▶ [Raw data]:
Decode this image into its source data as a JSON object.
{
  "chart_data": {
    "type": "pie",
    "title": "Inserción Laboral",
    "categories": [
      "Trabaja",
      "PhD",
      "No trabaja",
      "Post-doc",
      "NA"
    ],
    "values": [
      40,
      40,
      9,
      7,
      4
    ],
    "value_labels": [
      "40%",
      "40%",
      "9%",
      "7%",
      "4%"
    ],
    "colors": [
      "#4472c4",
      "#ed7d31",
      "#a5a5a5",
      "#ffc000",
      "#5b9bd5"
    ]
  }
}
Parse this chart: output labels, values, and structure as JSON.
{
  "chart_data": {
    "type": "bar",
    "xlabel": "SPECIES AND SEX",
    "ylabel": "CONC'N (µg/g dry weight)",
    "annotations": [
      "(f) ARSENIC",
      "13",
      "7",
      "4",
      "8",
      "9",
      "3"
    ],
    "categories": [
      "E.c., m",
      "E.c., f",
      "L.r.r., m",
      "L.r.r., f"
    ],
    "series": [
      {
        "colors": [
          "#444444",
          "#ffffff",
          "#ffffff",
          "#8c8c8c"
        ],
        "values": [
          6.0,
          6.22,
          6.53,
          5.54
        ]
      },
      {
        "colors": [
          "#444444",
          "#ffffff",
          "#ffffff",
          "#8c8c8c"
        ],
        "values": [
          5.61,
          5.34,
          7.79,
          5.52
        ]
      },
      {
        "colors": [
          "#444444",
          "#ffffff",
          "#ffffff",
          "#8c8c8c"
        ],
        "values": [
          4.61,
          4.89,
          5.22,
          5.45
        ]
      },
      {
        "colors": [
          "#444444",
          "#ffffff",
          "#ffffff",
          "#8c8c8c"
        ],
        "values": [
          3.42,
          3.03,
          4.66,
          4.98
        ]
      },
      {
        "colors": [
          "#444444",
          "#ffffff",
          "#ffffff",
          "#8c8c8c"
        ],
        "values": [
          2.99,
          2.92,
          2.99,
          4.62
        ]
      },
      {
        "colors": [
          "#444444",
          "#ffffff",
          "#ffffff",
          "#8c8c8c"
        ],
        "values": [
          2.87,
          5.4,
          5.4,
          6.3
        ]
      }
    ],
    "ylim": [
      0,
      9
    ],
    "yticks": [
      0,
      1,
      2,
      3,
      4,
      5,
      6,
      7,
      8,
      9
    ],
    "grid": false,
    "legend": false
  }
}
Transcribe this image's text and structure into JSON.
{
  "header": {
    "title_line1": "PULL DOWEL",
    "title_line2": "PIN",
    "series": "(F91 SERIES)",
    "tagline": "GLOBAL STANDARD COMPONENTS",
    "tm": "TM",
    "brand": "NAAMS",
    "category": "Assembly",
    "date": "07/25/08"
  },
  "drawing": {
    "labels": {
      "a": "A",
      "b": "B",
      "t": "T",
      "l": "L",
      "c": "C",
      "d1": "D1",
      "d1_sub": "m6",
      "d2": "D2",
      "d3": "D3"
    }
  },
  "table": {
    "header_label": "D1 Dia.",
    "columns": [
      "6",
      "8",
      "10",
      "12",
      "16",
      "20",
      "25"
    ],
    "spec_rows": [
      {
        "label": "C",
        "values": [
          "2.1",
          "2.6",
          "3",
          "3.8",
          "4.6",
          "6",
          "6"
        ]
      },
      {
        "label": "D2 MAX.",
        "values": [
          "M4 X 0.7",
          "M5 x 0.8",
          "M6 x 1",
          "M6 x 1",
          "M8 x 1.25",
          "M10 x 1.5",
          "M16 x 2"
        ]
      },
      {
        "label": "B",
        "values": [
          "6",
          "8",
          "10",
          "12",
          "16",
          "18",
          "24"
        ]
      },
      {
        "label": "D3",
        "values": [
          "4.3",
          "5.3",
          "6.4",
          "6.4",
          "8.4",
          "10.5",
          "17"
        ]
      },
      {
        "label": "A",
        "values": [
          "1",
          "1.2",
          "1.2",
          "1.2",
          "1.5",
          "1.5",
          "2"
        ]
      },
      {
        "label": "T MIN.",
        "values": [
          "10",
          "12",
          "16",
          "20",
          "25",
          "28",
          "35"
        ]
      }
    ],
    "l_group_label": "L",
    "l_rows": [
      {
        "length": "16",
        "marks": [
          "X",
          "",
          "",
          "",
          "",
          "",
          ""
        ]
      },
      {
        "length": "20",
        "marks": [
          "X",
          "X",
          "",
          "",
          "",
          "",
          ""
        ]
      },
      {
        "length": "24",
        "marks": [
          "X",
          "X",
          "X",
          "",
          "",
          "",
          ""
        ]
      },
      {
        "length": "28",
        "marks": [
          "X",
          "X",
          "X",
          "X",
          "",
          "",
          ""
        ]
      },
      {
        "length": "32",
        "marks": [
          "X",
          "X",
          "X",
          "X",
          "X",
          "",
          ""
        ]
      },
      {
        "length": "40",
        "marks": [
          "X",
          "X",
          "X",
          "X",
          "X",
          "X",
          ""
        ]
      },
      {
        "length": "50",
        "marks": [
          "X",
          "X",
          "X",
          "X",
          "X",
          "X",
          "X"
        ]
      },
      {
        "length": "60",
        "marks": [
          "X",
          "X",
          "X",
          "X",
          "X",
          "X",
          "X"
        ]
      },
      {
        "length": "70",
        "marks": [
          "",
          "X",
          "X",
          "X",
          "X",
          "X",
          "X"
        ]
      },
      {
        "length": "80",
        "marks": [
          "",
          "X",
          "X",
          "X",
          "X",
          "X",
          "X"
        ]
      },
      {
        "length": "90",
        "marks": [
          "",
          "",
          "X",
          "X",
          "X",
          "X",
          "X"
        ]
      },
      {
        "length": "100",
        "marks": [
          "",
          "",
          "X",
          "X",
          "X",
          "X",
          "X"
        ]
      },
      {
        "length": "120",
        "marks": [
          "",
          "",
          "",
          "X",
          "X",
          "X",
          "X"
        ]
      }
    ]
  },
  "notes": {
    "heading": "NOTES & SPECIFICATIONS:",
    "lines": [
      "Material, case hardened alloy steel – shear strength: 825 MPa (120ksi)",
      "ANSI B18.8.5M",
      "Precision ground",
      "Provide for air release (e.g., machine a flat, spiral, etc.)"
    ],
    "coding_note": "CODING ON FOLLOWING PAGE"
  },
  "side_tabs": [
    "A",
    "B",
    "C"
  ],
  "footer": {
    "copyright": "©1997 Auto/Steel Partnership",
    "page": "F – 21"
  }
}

▶ [What to work on]: Extract each entry in full and write it down exactly.

▶ [Task response]:
Decode this image into its source data as a JSON object.
{
  "chart_data": {
    "type": "pie",
    "title": "Inserción Laboral",
    "categories": [
      "Trabaja",
      "PhD",
      "No trabaja",
      "Post-doc",
      "NA"
    ],
    "values": [
      40,
      40,
      9,
      7,
      4
    ],
    "value_labels": [
      "40%",
      "40%",
      "9%",
      "7%",
      "4%"
    ],
    "colors": [
      "#4472c4",
      "#ed7d31",
      "#a5a5a5",
      "#ffc000",
      "#5b9bd5"
    ]
  }
}
Parse this chart: output labels, values, and structure as JSON.
{
  "chart_data": {
    "type": "bar",
    "xlabel": "SPECIES AND SEX",
    "ylabel": "CONC'N (µg/g dry weight)",
    "annotations": [
      "(f) ARSENIC",
      "13",
      "7",
      "4",
      "8",
      "9",
      "3"
    ],
    "categories": [
      "E.c., m",
      "E.c., f",
      "L.r.r., m",
      "L.r.r., f"
    ],
    "series": [
      {
        "colors": [
          "#444444",
          "#ffffff",
          "#ffffff",
          "#8c8c8c"
        ],
        "values": [
          6.0,
          6.22,
          6.53,
          5.54
        ]
      },
      {
        "colors": [
          "#444444",
          "#ffffff",
          "#ffffff",
          "#8c8c8c"
        ],
        "values": [
          5.61,
          5.34,
          7.79,
          5.52
        ]
      },
      {
        "colors": [
          "#444444",
          "#ffffff",
          "#ffffff",
          "#8c8c8c"
        ],
        "values": [
          4.61,
          4.89,
          5.22,
          5.45
        ]
      },
      {
        "colors": [
          "#444444",
          "#ffffff",
          "#ffffff",
          "#8c8c8c"
        ],
        "values": [
          3.42,
          3.03,
          4.66,
          4.98
        ]
      },
      {
        "colors": [
          "#444444",
          "#ffffff",
          "#ffffff",
          "#8c8c8c"
        ],
        "values": [
          2.99,
          2.92,
          2.99,
          4.62
        ]
      },
      {
        "colors": [
          "#444444",
          "#ffffff",
          "#ffffff",
          "#8c8c8c"
        ],
        "values": [
          2.87,
          5.4,
          5.4,
          6.3
        ]
      }
    ],
    "ylim": [
      0,
      9
    ],
    "yticks": [
      0,
      1,
      2,
      3,
      4,
      5,
      6,
      7,
      8,
      9
    ],
    "grid": false,
    "legend": false
  }
}
Transcribe this image's text and structure into JSON.
{
  "header": {
    "title_line1": "PULL DOWEL",
    "title_line2": "PIN",
    "series": "(F91 SERIES)",
    "tagline": "GLOBAL STANDARD COMPONENTS",
    "tm": "TM",
    "brand": "NAAMS",
    "category": "Assembly",
    "date": "07/25/08"
  },
  "drawing": {
    "labels": {
      "a": "A",
      "b": "B",
      "t": "T",
      "l": "L",
      "c": "C",
      "d1": "D1",
      "d1_sub": "m6",
      "d2": "D2",
      "d3": "D3"
    }
  },
  "table": {
    "header_label": "D1 Dia.",
    "columns": [
      "6",
      "8",
      "10",
      "12",
      "16",
      "20",
      "25"
    ],
    "spec_rows": [
      {
        "label": "C",
        "values": [
          "2.1",
          "2.6",
          "3",
          "3.8",
          "4.6",
          "6",
          "6"
        ]
      },
      {
        "label": "D2 MAX.",
        "values": [
          "M4 X 0.7",
          "M5 x 0.8",
          "M6 x 1",
          "M6 x 1",
          "M8 x 1.25",
          "M10 x 1.5",
          "M16 x 2"
        ]
      },
      {
        "label": "B",
        "values": [
          "6",
          "8",
          "10",
          "12",
          "16",
          "18",
          "24"
        ]
      },
      {
        "label": "D3",
        "values": [
          "4.3",
          "5.3",
          "6.4",
          "6.4",
          "8.4",
          "10.5",
          "17"
        ]
      },
      {
        "label": "A",
        "values": [
          "1",
          "1.2",
          "1.2",
          "1.2",
          "1.5",
          "1.5",
          "2"
        ]
      },
      {
        "label": "T MIN.",
        "values": [
          "10",
          "12",
          "16",
          "20",
          "25",
          "28",
          "35"
        ]
      }
    ],
    "l_group_label": "L",
    "l_rows": [
      {
        "length": "16",
        "marks": [
          "X",
          "",
          "",
          "",
          "",
          "",
          ""
        ]
      },
      {
        "length": "20",
        "marks": [
          "X",
          "X",
          "",
          "",
          "",
          "",
          ""
        ]
      },
      {
        "length": "24",
        "marks": [
          "X",
          "X",
          "X",
          "",
          "",
          "",
          ""
        ]
      },
      {
        "length": "28",
        "marks": [
          "X",
          "X",
          "X",
          "X",
          "",
          "",
          ""
        ]
      },
      {
        "length": "32",
        "marks": [
          "X",
          "X",
          "X",
          "X",
          "X",
          "",
          ""
        ]
      },
      {
        "length": "40",
        "marks": [
          "X",
          "X",
          "X",
          "X",
          "X",
          "X",
          ""
        ]
      },
      {
        "length": "50",
        "marks": [
          "X",
          "X",
          "X",
          "X",
          "X",
          "X",
          "X"
        ]
      },
      {
        "length": "60",
        "marks": [
          "X",
          "X",
          "X",
          "X",
          "X",
          "X",
          "X"
        ]
      },
      {
        "length": "70",
        "marks": [
          "",
          "X",
          "X",
          "X",
          "X",
          "X",
          "X"
        ]
      },
      {
        "length": "80",
        "marks": [
          "",
          "X",
          "X",
          "X",
          "X",
          "X",
          "X"
        ]
      },
      {
        "length": "90",
        "marks": [
          "",
          "",
          "X",
          "X",
          "X",
          "X",
          "X"
        ]
      },
      {
        "length": "100",
        "marks": [
          "",
          "",
          "X",
          "X",
          "X",
          "X",
          "X"
        ]
      },
      {
        "length": "120",
        "marks": [
          "",
          "",
          "",
          "X",
          "X",
          "X",
          "X"
        ]
      }
    ]
  },
  "notes": {
    "heading": "NOTES & SPECIFICATIONS:",
    "lines": [
      "Material, case hardened alloy steel – shear strength: 825 MPa (120ksi)",
      "ANSI B18.8.5M",
      "Precision ground",
      "Provide for air release (e.g., machine a flat, spiral, etc.)"
    ],
    "coding_note": "CODING ON FOLLOWING PAGE"
  },
  "side_tabs": [
    "A",
    "B",
    "C"
  ],
  "footer": {
    "copyright": "©1997 Auto/Steel Partnership",
    "page": "F – 21"
  }
}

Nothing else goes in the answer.